(Aim) Each entry must be reproduced precisely as it stands.

(Items)
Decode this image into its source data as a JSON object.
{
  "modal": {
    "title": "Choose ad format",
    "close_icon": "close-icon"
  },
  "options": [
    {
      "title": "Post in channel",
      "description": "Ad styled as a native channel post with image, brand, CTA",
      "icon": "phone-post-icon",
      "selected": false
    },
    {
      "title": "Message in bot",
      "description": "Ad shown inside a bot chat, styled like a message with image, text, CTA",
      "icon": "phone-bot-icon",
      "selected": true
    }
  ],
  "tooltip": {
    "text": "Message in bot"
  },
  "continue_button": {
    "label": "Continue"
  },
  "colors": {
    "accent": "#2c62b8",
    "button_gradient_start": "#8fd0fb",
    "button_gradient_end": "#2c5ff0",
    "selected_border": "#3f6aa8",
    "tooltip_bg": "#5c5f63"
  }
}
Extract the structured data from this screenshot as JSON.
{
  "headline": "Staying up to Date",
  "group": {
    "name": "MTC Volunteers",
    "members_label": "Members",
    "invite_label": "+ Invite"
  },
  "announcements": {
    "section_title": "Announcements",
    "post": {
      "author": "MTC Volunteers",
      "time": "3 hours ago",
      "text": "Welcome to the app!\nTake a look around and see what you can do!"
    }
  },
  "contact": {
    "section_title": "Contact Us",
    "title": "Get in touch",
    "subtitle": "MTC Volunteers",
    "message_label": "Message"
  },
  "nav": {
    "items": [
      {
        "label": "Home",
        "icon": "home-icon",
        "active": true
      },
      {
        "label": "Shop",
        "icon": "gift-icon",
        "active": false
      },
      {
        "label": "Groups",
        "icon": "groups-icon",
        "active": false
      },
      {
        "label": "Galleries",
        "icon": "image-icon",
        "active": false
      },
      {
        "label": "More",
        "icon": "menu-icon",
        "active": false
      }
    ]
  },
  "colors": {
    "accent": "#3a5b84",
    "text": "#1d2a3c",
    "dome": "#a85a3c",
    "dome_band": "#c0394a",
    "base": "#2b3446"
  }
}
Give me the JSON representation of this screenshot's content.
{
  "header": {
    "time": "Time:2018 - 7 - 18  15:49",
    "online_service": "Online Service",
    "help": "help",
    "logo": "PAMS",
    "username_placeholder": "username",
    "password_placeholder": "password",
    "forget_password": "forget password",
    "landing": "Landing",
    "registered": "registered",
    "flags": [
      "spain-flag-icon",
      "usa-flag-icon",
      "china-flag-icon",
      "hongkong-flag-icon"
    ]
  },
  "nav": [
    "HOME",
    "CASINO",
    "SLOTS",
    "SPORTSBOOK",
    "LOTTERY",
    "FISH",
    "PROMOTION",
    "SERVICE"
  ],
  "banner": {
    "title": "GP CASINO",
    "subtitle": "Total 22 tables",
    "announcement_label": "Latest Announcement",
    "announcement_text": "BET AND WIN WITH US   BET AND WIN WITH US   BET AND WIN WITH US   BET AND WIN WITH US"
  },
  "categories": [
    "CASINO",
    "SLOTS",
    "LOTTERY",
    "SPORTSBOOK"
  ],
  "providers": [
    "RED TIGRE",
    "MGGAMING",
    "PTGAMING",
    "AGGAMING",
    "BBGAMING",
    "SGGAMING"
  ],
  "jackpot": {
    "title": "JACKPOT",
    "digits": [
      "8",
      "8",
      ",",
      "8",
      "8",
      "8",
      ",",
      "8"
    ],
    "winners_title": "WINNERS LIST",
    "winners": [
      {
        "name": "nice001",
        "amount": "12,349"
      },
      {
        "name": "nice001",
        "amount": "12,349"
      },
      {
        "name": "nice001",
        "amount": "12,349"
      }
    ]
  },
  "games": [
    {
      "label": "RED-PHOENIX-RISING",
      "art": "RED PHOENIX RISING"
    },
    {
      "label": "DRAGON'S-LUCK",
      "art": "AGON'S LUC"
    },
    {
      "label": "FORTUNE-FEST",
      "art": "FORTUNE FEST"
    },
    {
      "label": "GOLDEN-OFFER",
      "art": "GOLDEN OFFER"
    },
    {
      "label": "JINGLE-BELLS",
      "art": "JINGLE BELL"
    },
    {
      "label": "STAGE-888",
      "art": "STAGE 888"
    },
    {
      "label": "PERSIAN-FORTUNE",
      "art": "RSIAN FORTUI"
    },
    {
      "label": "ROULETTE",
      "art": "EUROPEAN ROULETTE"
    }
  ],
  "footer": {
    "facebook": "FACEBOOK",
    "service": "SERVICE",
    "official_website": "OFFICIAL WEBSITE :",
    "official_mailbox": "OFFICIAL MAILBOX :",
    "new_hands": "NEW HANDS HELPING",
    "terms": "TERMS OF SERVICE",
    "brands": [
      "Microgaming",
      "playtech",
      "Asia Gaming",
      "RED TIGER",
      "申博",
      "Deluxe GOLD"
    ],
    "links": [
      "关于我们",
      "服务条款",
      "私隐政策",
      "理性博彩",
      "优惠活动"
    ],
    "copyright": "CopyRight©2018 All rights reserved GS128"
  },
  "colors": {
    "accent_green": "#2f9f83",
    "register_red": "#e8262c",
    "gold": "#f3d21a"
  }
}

(The response)
Decode this image into its source data as a JSON object.
{
  "modal": {
    "title": "Choose ad format",
    "close_icon": "close-icon"
  },
  "options": [
    {
      "title": "Post in channel",
      "description": "Ad styled as a native channel post with image, brand, CTA",
      "icon": "phone-post-icon",
      "selected": false
    },
    {
      "title": "Message in bot",
      "description": "Ad shown inside a bot chat, styled like a message with image, text, CTA",
      "icon": "phone-bot-icon",
      "selected": true
    }
  ],
  "tooltip": {
    "text": "Message in bot"
  },
  "continue_button": {
    "label": "Continue"
  },
  "colors": {
    "accent": "#2c62b8",
    "button_gradient_start": "#8fd0fb",
    "button_gradient_end": "#2c5ff0",
    "selected_border": "#3f6aa8",
    "tooltip_bg": "#5c5f63"
  }
}
Extract the structured data from this screenshot as JSON.
{
  "headline": "Staying up to Date",
  "group": {
    "name": "MTC Volunteers",
    "members_label": "Members",
    "invite_label": "+ Invite"
  },
  "announcements": {
    "section_title": "Announcements",
    "post": {
      "author": "MTC Volunteers",
      "time": "3 hours ago",
      "text": "Welcome to the app!\nTake a look around and see what you can do!"
    }
  },
  "contact": {
    "section_title": "Contact Us",
    "title": "Get in touch",
    "subtitle": "MTC Volunteers",
    "message_label": "Message"
  },
  "nav": {
    "items": [
      {
        "label": "Home",
        "icon": "home-icon",
        "active": true
      },
      {
        "label": "Shop",
        "icon": "gift-icon",
        "active": false
      },
      {
        "label": "Groups",
        "icon": "groups-icon",
        "active": false
      },
      {
        "label": "Galleries",
        "icon": "image-icon",
        "active": false
      },
      {
        "label": "More",
        "icon": "menu-icon",
        "active": false
      }
    ]
  },
  "colors": {
    "accent": "#3a5b84",
    "text": "#1d2a3c",
    "dome": "#a85a3c",
    "dome_band": "#c0394a",
    "base": "#2b3446"
  }
}
Give me the JSON representation of this screenshot's content.
{
  "header": {
    "time": "Time:2018 - 7 - 18  15:49",
    "online_service": "Online Service",
    "help": "help",
    "logo": "PAMS",
    "username_placeholder": "username",
    "password_placeholder": "password",
    "forget_password": "forget password",
    "landing": "Landing",
    "registered": "registered",
    "flags": [
      "spain-flag-icon",
      "usa-flag-icon",
      "china-flag-icon",
      "hongkong-flag-icon"
    ]
  },
  "nav": [
    "HOME",
    "CASINO",
    "SLOTS",
    "SPORTSBOOK",
    "LOTTERY",
    "FISH",
    "PROMOTION",
    "SERVICE"
  ],
  "banner": {
    "title": "GP CASINO",
    "subtitle": "Total 22 tables",
    "announcement_label": "Latest Announcement",
    "announcement_text": "BET AND WIN WITH US   BET AND WIN WITH US   BET AND WIN WITH US   BET AND WIN WITH US"
  },
  "categories": [
    "CASINO",
    "SLOTS",
    "LOTTERY",
    "SPORTSBOOK"
  ],
  "providers": [
    "RED TIGRE",
    "MGGAMING",
    "PTGAMING",
    "AGGAMING",
    "BBGAMING",
    "SGGAMING"
  ],
  "jackpot": {
    "title": "JACKPOT",
    "digits": [
      "8",
      "8",
      ",",
      "8",
      "8",
      "8",
      ",",
      "8"
    ],
    "winners_title": "WINNERS LIST",
    "winners": [
      {
        "name": "nice001",
        "amount": "12,349"
      },
      {
        "name": "nice001",
        "amount": "12,349"
      },
      {
        "name": "nice001",
        "amount": "12,349"
      }
    ]
  },
  "games": [
    {
      "label": "RED-PHOENIX-RISING",
      "art": "RED PHOENIX RISING"
    },
    {
      "label": "DRAGON'S-LUCK",
      "art": "AGON'S LUC"
    },
    {
      "label": "FORTUNE-FEST",
      "art": "FORTUNE FEST"
    },
    {
      "label": "GOLDEN-OFFER",
      "art": "GOLDEN OFFER"
    },
    {
      "label": "JINGLE-BELLS",
      "art": "JINGLE BELL"
    },
    {
      "label": "STAGE-888",
      "art": "STAGE 888"
    },
    {
      "label": "PERSIAN-FORTUNE",
      "art": "RSIAN FORTUI"
    },
    {
      "label": "ROULETTE",
      "art": "EUROPEAN ROULETTE"
    }
  ],
  "footer": {
    "facebook": "FACEBOOK",
    "service": "SERVICE",
    "official_website": "OFFICIAL WEBSITE :",
    "official_mailbox": "OFFICIAL MAILBOX :",
    "new_hands": "NEW HANDS HELPING",
    "terms": "TERMS OF SERVICE",
    "brands": [
      "Microgaming",
      "playtech",
      "Asia Gaming",
      "RED TIGER",
      "申博",
      "Deluxe GOLD"
    ],
    "links": [
      "关于我们",
      "服务条款",
      "私隐政策",
      "理性博彩",
      "优惠活动"
    ],
    "copyright": "CopyRight©2018 All rights reserved GS128"
  },
  "colors": {
    "accent_green": "#2f9f83",
    "register_red": "#e8262c",
    "gold": "#f3d21a"
  }
}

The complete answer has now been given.